**EXERCISE OBJECTIVE**:
Please reproduce every line of the material below word for word, leaving out the pictures.

-- -- --

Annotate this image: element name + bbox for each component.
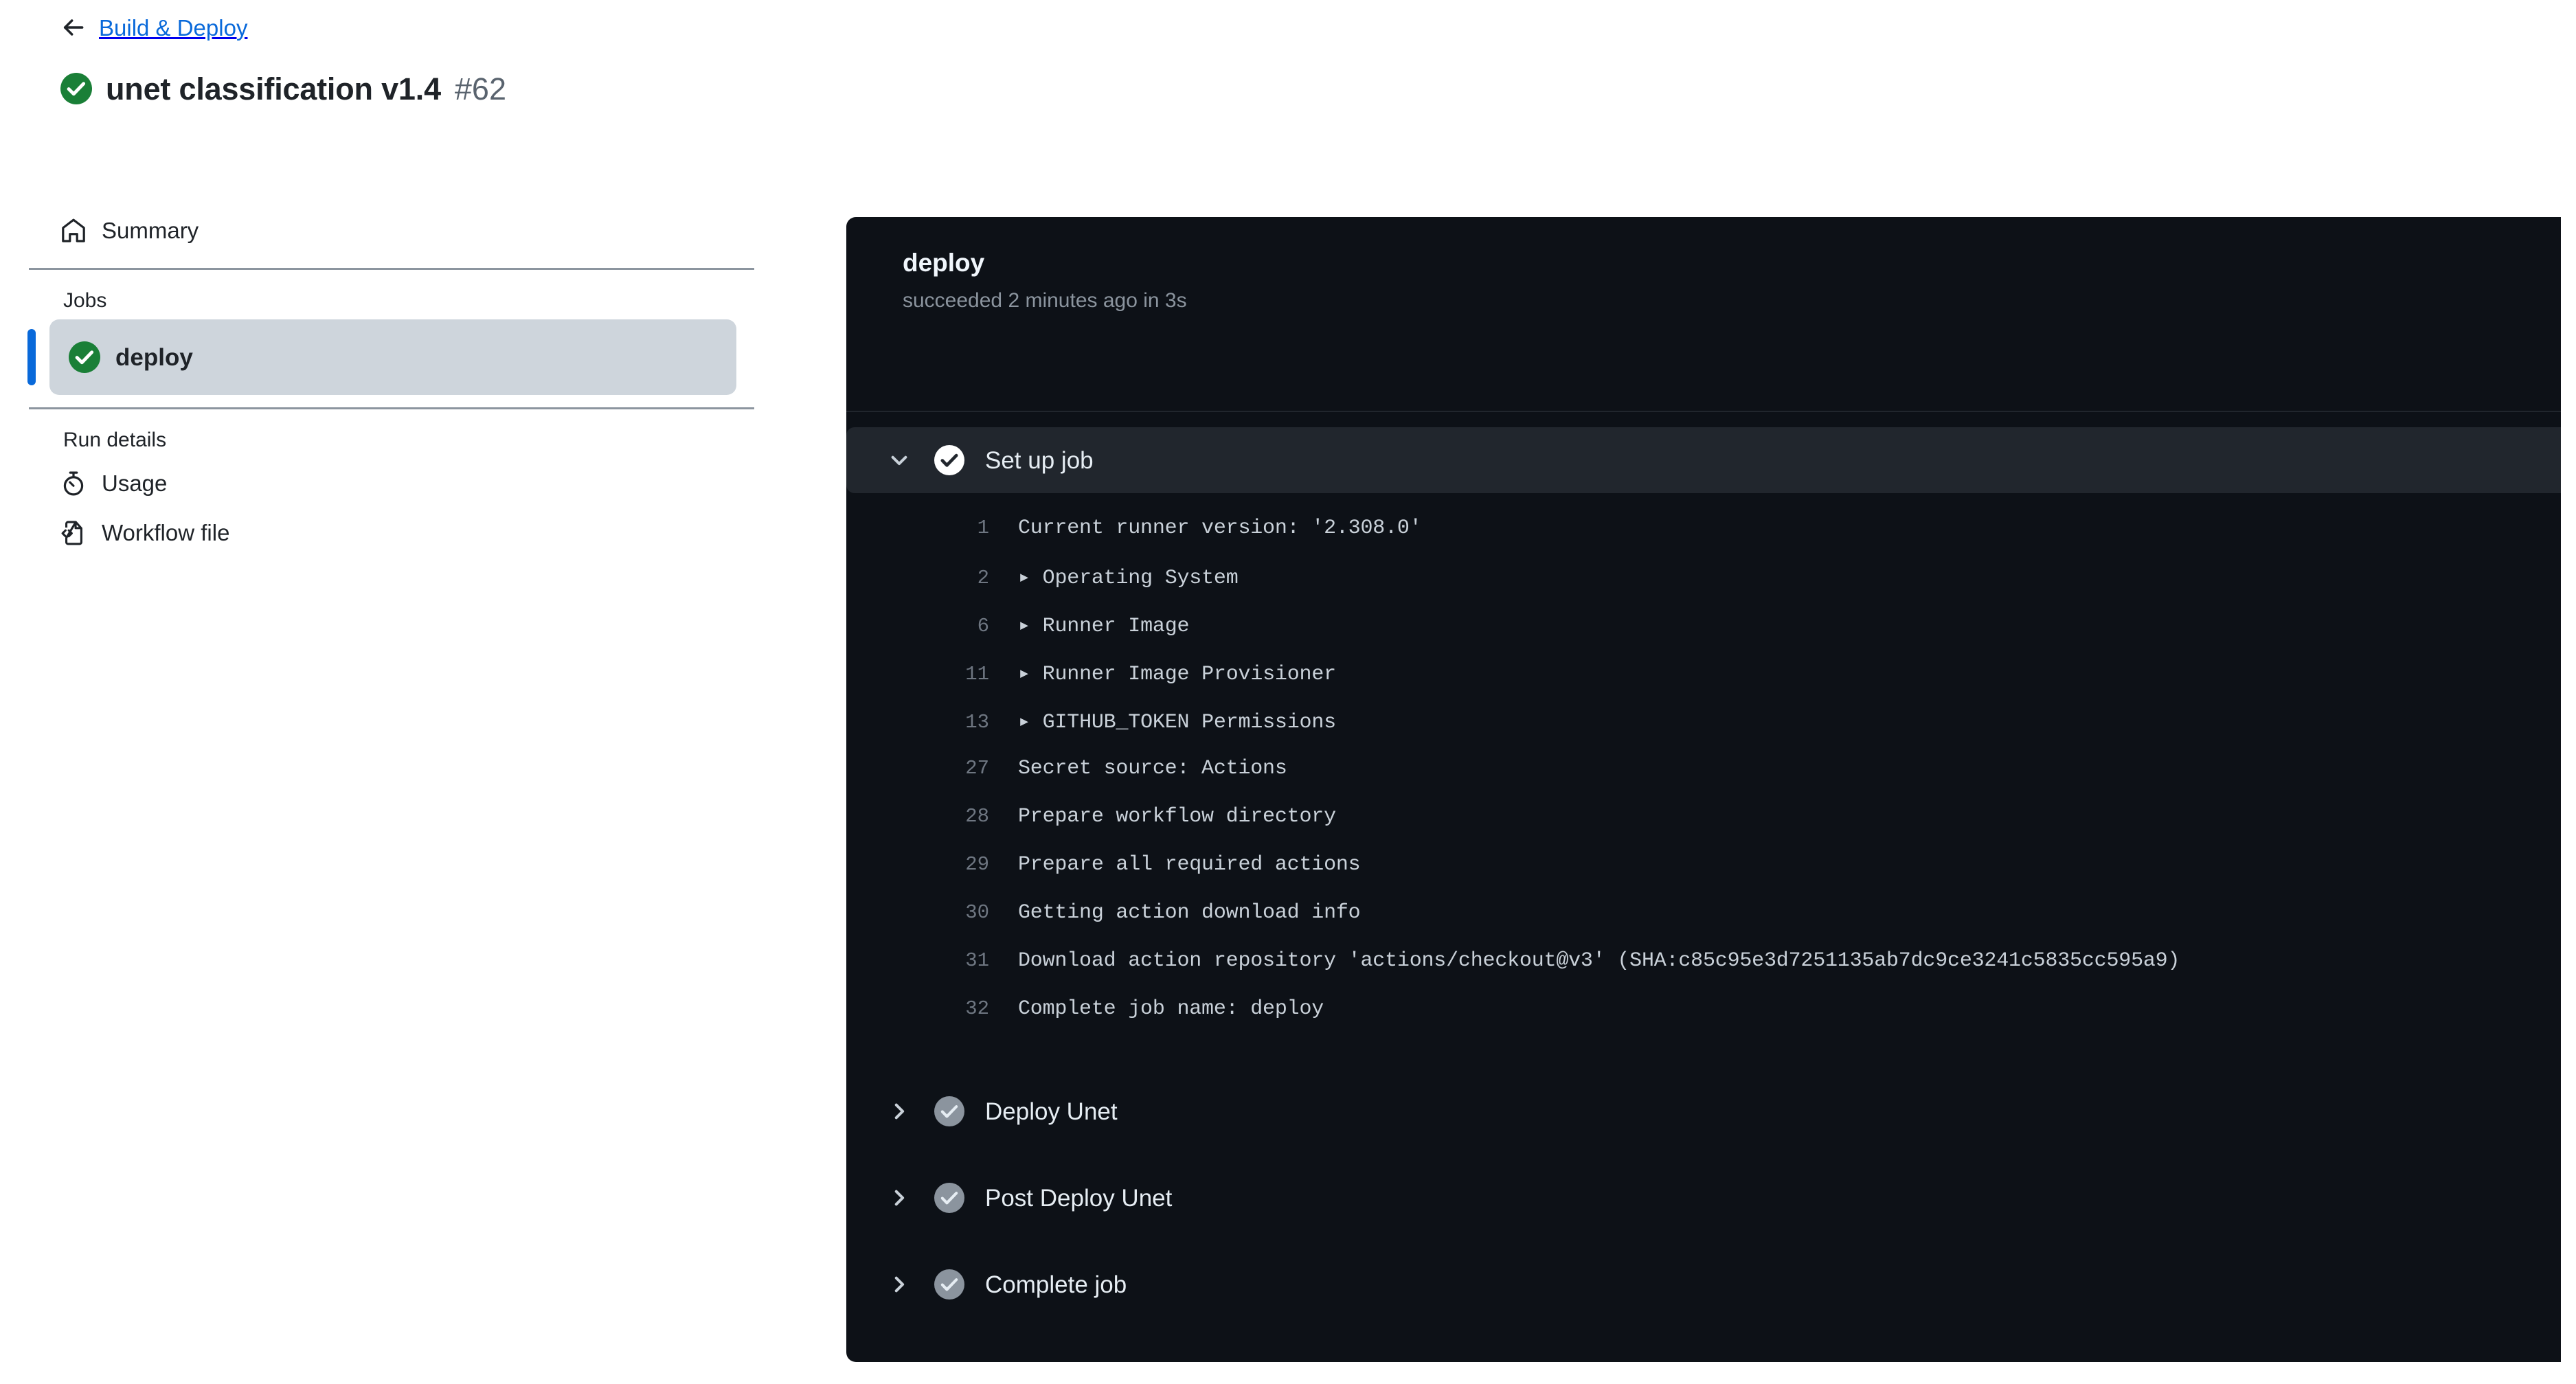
log-line-text: Secret source: Actions	[1018, 757, 1287, 780]
jobs-section-label: Jobs	[63, 289, 107, 312]
check-circle-white-icon	[934, 445, 964, 475]
sidebar-divider-top	[29, 268, 754, 270]
log-group-line[interactable]: ▸ Runner Image	[1018, 613, 1190, 638]
sidebar-item-summary[interactable]: Summary	[0, 206, 776, 256]
sidebar-item-workflow-file-label: Workflow file	[102, 520, 230, 545]
log-line: 11 ▸ Runner Image Provisioner	[846, 661, 2561, 709]
log-line-number: 27	[965, 757, 989, 780]
job-log-panel: deploy succeeded 2 minutes ago in 3s Set…	[846, 217, 2561, 1362]
arrow-left-icon	[63, 19, 84, 36]
log-line-text: Complete job name: deploy	[1018, 997, 1324, 1021]
log-line: 31 Download action repository 'actions/ch…	[846, 949, 2561, 997]
log-line: 1 Current runner version: '2.308.0'	[846, 517, 2561, 565]
log-group-line[interactable]: ▸ Operating System	[1018, 565, 1239, 590]
run-details-section-label: Run details	[63, 429, 167, 451]
step-header-set-up-job[interactable]: Set up job	[846, 427, 2561, 493]
back-to-workflow-link[interactable]: Build & Deploy	[60, 12, 247, 43]
check-circle-success-icon	[69, 341, 100, 373]
step-label: Deploy Unet	[985, 1098, 1118, 1125]
log-line-number: 30	[965, 901, 989, 924]
log-line-number: 11	[965, 663, 989, 685]
log-line: 29 Prepare all required actions	[846, 853, 2561, 901]
log-line: 28 Prepare workflow directory	[846, 805, 2561, 853]
log-line: 6 ▸ Runner Image	[846, 613, 2561, 661]
check-circle-grey-icon	[934, 1183, 964, 1213]
home-icon	[62, 218, 85, 242]
log-line-number: 29	[965, 853, 989, 876]
log-line-number: 28	[965, 805, 989, 828]
log-line-number: 6	[977, 615, 989, 637]
log-line: 30 Getting action download info	[846, 901, 2561, 949]
stopwatch-icon	[63, 471, 84, 496]
log-line-number: 13	[965, 711, 989, 734]
log-group-line[interactable]: ▸ GITHUB_TOKEN Permissions	[1018, 709, 1336, 734]
sidebar-item-job-deploy[interactable]: deploy	[49, 319, 736, 395]
log-line-number: 31	[965, 949, 989, 972]
log-line-text: Getting action download info	[1018, 901, 1361, 924]
sidebar: Summary Jobs deploy Run details Usage Wo…	[0, 206, 776, 558]
chevron-right-icon	[894, 1276, 905, 1293]
back-link-label: Build & Deploy	[99, 14, 248, 41]
sidebar-divider-bottom	[29, 407, 754, 409]
log-line: 27 Secret source: Actions	[846, 757, 2561, 805]
log-line-text: Download action repository 'actions/chec…	[1018, 949, 2180, 973]
check-circle-grey-icon	[934, 1269, 964, 1300]
selected-job-indicator	[27, 329, 36, 385]
step-label: Set up job	[985, 446, 1094, 474]
step-label: Complete job	[985, 1271, 1127, 1298]
step-label: Post Deploy Unet	[985, 1184, 1173, 1212]
job-log-title: deploy	[903, 249, 985, 277]
log-line: 2 ▸ Operating System	[846, 565, 2561, 613]
log-output[interactable]: 1 Current runner version: '2.308.0' 2 ▸ Ope…	[846, 493, 2561, 1058]
log-line-text: Prepare workflow directory	[1018, 805, 1336, 828]
job-header-divider	[846, 411, 2561, 412]
log-line-text: Prepare all required actions	[1018, 853, 1361, 876]
page-title: unet classification v1.4 #62	[60, 67, 506, 110]
actions-run-page: Build & Deploy unet classification v1.4 …	[0, 0, 2576, 1384]
chevron-right-icon	[894, 1190, 905, 1206]
run-number: #62	[454, 71, 506, 106]
log-group-line[interactable]: ▸ Runner Image Provisioner	[1018, 661, 1336, 686]
log-line-text: Current runner version: '2.308.0'	[1018, 517, 1422, 540]
run-name: unet classification v1.4	[106, 71, 441, 106]
sidebar-item-usage-label: Usage	[102, 470, 168, 496]
chevron-down-icon	[891, 455, 907, 466]
job-label: deploy	[115, 343, 193, 371]
check-circle-success-icon	[60, 73, 92, 104]
sidebar-item-workflow-file[interactable]: Workflow file	[0, 508, 776, 558]
log-line-number: 2	[977, 567, 989, 589]
log-line: 32 Complete job name: deploy	[846, 997, 2561, 1045]
file-code-icon	[61, 521, 82, 545]
log-line-number: 1	[977, 517, 989, 539]
check-circle-grey-icon	[934, 1096, 964, 1126]
step-header-complete-job[interactable]: Complete job	[846, 1251, 2561, 1317]
chevron-right-icon	[894, 1103, 905, 1120]
log-line: 13 ▸ GITHUB_TOKEN Permissions	[846, 709, 2561, 757]
step-header-post-deploy-unet[interactable]: Post Deploy Unet	[846, 1165, 2561, 1231]
sidebar-item-usage[interactable]: Usage	[0, 459, 776, 508]
job-log-status: succeeded 2 minutes ago in 3s	[903, 289, 1187, 312]
job-list: deploy	[0, 319, 776, 395]
log-line-number: 32	[965, 997, 989, 1020]
step-header-deploy-unet[interactable]: Deploy Unet	[846, 1078, 2561, 1144]
job-log-header: deploy succeeded 2 minutes ago in 3s	[846, 217, 2561, 412]
sidebar-item-summary-label: Summary	[102, 218, 199, 243]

-- -- --

**WORKED ANSWER**:
Annotate this image: element name + bbox for each component.
log-line-text: Secret source: Actions	[1018, 757, 1287, 780]
jobs-section-label: Jobs	[63, 289, 107, 312]
check-circle-white-icon	[934, 445, 964, 475]
sidebar-divider-top	[29, 268, 754, 270]
log-group-line[interactable]: ▸ Runner Image	[1018, 613, 1190, 638]
sidebar-item-summary[interactable]: Summary	[0, 206, 776, 256]
sidebar-item-workflow-file-label: Workflow file	[102, 520, 230, 545]
log-line: 11 ▸ Runner Image Provisioner	[846, 661, 2561, 709]
log-line-number: 27	[965, 757, 989, 780]
job-log-panel: deploy succeeded 2 minutes ago in 3s Set…	[846, 217, 2561, 1362]
arrow-left-icon	[63, 19, 84, 36]
log-line-text: Complete job name: deploy	[1018, 997, 1324, 1021]
log-line: 31 Download action repository 'actions/ch…	[846, 949, 2561, 997]
log-line: 1 Current runner version: '2.308.0'	[846, 517, 2561, 565]
log-group-line[interactable]: ▸ Operating System	[1018, 565, 1239, 590]
run-details-section-label: Run details	[63, 429, 167, 451]
step-header-set-up-job[interactable]: Set up job	[846, 427, 2561, 493]
back-to-workflow-link[interactable]: Build & Deploy	[60, 12, 247, 43]
check-circle-success-icon	[69, 341, 100, 373]
step-label: Deploy Unet	[985, 1098, 1118, 1125]
log-line-number: 30	[965, 901, 989, 924]
log-line-number: 11	[965, 663, 989, 685]
log-line: 29 Prepare all required actions	[846, 853, 2561, 901]
log-line: 28 Prepare workflow directory	[846, 805, 2561, 853]
log-line: 6 ▸ Runner Image	[846, 613, 2561, 661]
check-circle-grey-icon	[934, 1183, 964, 1213]
home-icon	[62, 218, 85, 242]
log-line-number: 29	[965, 853, 989, 876]
log-line-number: 28	[965, 805, 989, 828]
log-line-number: 6	[977, 615, 989, 637]
log-line: 30 Getting action download info	[846, 901, 2561, 949]
stopwatch-icon	[63, 471, 84, 496]
log-line-number: 13	[965, 711, 989, 734]
log-group-line[interactable]: ▸ GITHUB_TOKEN Permissions	[1018, 709, 1336, 734]
sidebar-item-job-deploy[interactable]: deploy	[49, 319, 736, 395]
log-line-number: 31	[965, 949, 989, 972]
log-line-text: Getting action download info	[1018, 901, 1361, 924]
sidebar: Summary Jobs deploy Run details Usage Wo…	[0, 206, 776, 558]
chevron-right-icon	[894, 1276, 905, 1293]
back-link-label: Build & Deploy	[99, 14, 248, 41]
sidebar-divider-bottom	[29, 407, 754, 409]
log-line: 27 Secret source: Actions	[846, 757, 2561, 805]
log-line-text: Download action repository 'actions/chec…	[1018, 949, 2180, 973]
check-circle-grey-icon	[934, 1269, 964, 1300]
selected-job-indicator	[27, 329, 36, 385]
step-label: Set up job	[985, 446, 1094, 474]
step-label: Complete job	[985, 1271, 1127, 1298]
step-label: Post Deploy Unet	[985, 1184, 1173, 1212]
job-log-title: deploy	[903, 249, 985, 277]
log-line: 2 ▸ Operating System	[846, 565, 2561, 613]
log-output[interactable]: 1 Current runner version: '2.308.0' 2 ▸ Ope…	[846, 493, 2561, 1058]
log-line-text: Prepare workflow directory	[1018, 805, 1336, 828]
job-header-divider	[846, 411, 2561, 412]
log-line-text: Prepare all required actions	[1018, 853, 1361, 876]
page-title: unet classification v1.4 #62	[60, 67, 506, 110]
actions-run-page: Build & Deploy unet classification v1.4 …	[0, 0, 2576, 1384]
chevron-right-icon	[894, 1190, 905, 1206]
run-number: #62	[454, 71, 506, 106]
log-group-line[interactable]: ▸ Runner Image Provisioner	[1018, 661, 1336, 686]
log-line-text: Current runner version: '2.308.0'	[1018, 517, 1422, 540]
run-name: unet classification v1.4	[106, 71, 441, 106]
sidebar-item-usage-label: Usage	[102, 470, 168, 496]
chevron-down-icon	[891, 455, 907, 466]
job-label: deploy	[115, 343, 193, 371]
check-circle-success-icon	[60, 73, 92, 104]
sidebar-item-workflow-file[interactable]: Workflow file	[0, 508, 776, 558]
log-line-number: 2	[977, 567, 989, 589]
log-line: 32 Complete job name: deploy	[846, 997, 2561, 1045]
file-code-icon	[61, 521, 82, 545]
log-line-number: 1	[977, 517, 989, 539]
check-circle-grey-icon	[934, 1096, 964, 1126]
step-header-complete-job[interactable]: Complete job	[846, 1251, 2561, 1317]
chevron-right-icon	[894, 1103, 905, 1120]
log-line: 13 ▸ GITHUB_TOKEN Permissions	[846, 709, 2561, 757]
step-header-post-deploy-unet[interactable]: Post Deploy Unet	[846, 1165, 2561, 1231]
sidebar-item-usage[interactable]: Usage	[0, 459, 776, 508]
job-log-status: succeeded 2 minutes ago in 3s	[903, 289, 1187, 312]
job-list: deploy	[0, 319, 776, 395]
log-line-number: 32	[965, 997, 989, 1020]
step-header-deploy-unet[interactable]: Deploy Unet	[846, 1078, 2561, 1144]
job-log-header: deploy succeeded 2 minutes ago in 3s	[846, 217, 2561, 412]
sidebar-item-summary-label: Summary	[102, 218, 199, 243]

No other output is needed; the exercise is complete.